### What the task asks
Write the entries below out again exactly; any picture in them stays out.

(Beginning of Source data)

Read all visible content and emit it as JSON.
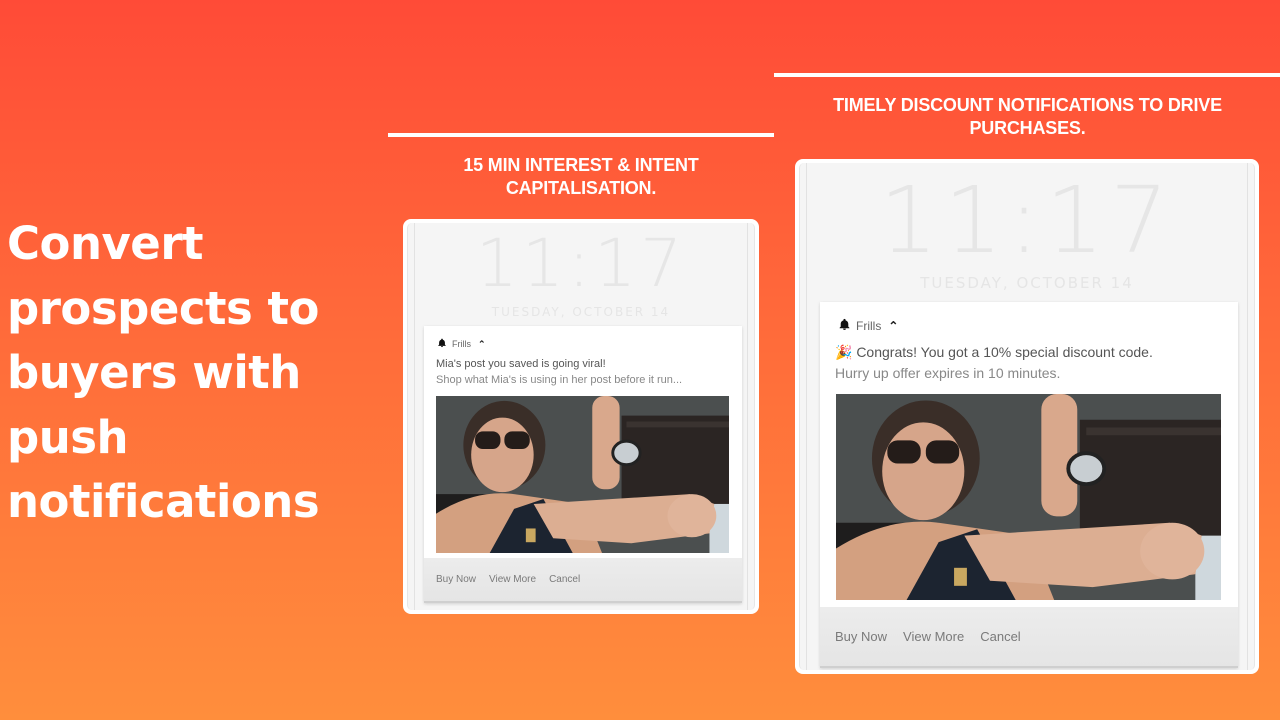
{
  "headline": "Convert prospects to buyers with push notifications",
  "panels": [
    {
      "caption": "15 MIN INTEREST & INTENT CAPITALISATION.",
      "lockscreen": {
        "time": "11:17",
        "date": "TUESDAY, OCTOBER 14"
      },
      "notification": {
        "icon": "bell-icon",
        "app_name": "Frills",
        "expand_icon": "chevron-up-icon",
        "title": "Mia's post you saved is going viral!",
        "body": "Shop what Mia's is using in her post before it run...",
        "image": "two women in sunglasses posing",
        "actions": [
          "Buy Now",
          "View More",
          "Cancel"
        ]
      }
    },
    {
      "caption": "TIMELY DISCOUNT NOTIFICATIONS TO DRIVE PURCHASES.",
      "lockscreen": {
        "time": "11:17",
        "date": "TUESDAY, OCTOBER 14"
      },
      "notification": {
        "icon": "bell-icon",
        "app_name": "Frills",
        "expand_icon": "chevron-up-icon",
        "title": "🎉 Congrats! You got a 10% special discount code.",
        "body": "Hurry up offer expires in 10 minutes.",
        "image": "two women in sunglasses posing",
        "actions": [
          "Buy Now",
          "View More",
          "Cancel"
        ]
      }
    }
  ],
  "colors": {
    "background_top": "#ff4b37",
    "background_bottom": "#ff8e3c",
    "text": "#ffffff"
  }
}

(End of Source data)

### Completed task
Read all visible content and emit it as JSON.
{
  "headline": "Convert prospects to buyers with push notifications",
  "panels": [
    {
      "caption": "15 MIN INTEREST & INTENT CAPITALISATION.",
      "lockscreen": {
        "time": "11:17",
        "date": "TUESDAY, OCTOBER 14"
      },
      "notification": {
        "icon": "bell-icon",
        "app_name": "Frills",
        "expand_icon": "chevron-up-icon",
        "title": "Mia's post you saved is going viral!",
        "body": "Shop what Mia's is using in her post before it run...",
        "image": "two women in sunglasses posing",
        "actions": [
          "Buy Now",
          "View More",
          "Cancel"
        ]
      }
    },
    {
      "caption": "TIMELY DISCOUNT NOTIFICATIONS TO DRIVE PURCHASES.",
      "lockscreen": {
        "time": "11:17",
        "date": "TUESDAY, OCTOBER 14"
      },
      "notification": {
        "icon": "bell-icon",
        "app_name": "Frills",
        "expand_icon": "chevron-up-icon",
        "title": "🎉 Congrats! You got a 10% special discount code.",
        "body": "Hurry up offer expires in 10 minutes.",
        "image": "two women in sunglasses posing",
        "actions": [
          "Buy Now",
          "View More",
          "Cancel"
        ]
      }
    }
  ],
  "colors": {
    "background_top": "#ff4b37",
    "background_bottom": "#ff8e3c",
    "text": "#ffffff"
  }
}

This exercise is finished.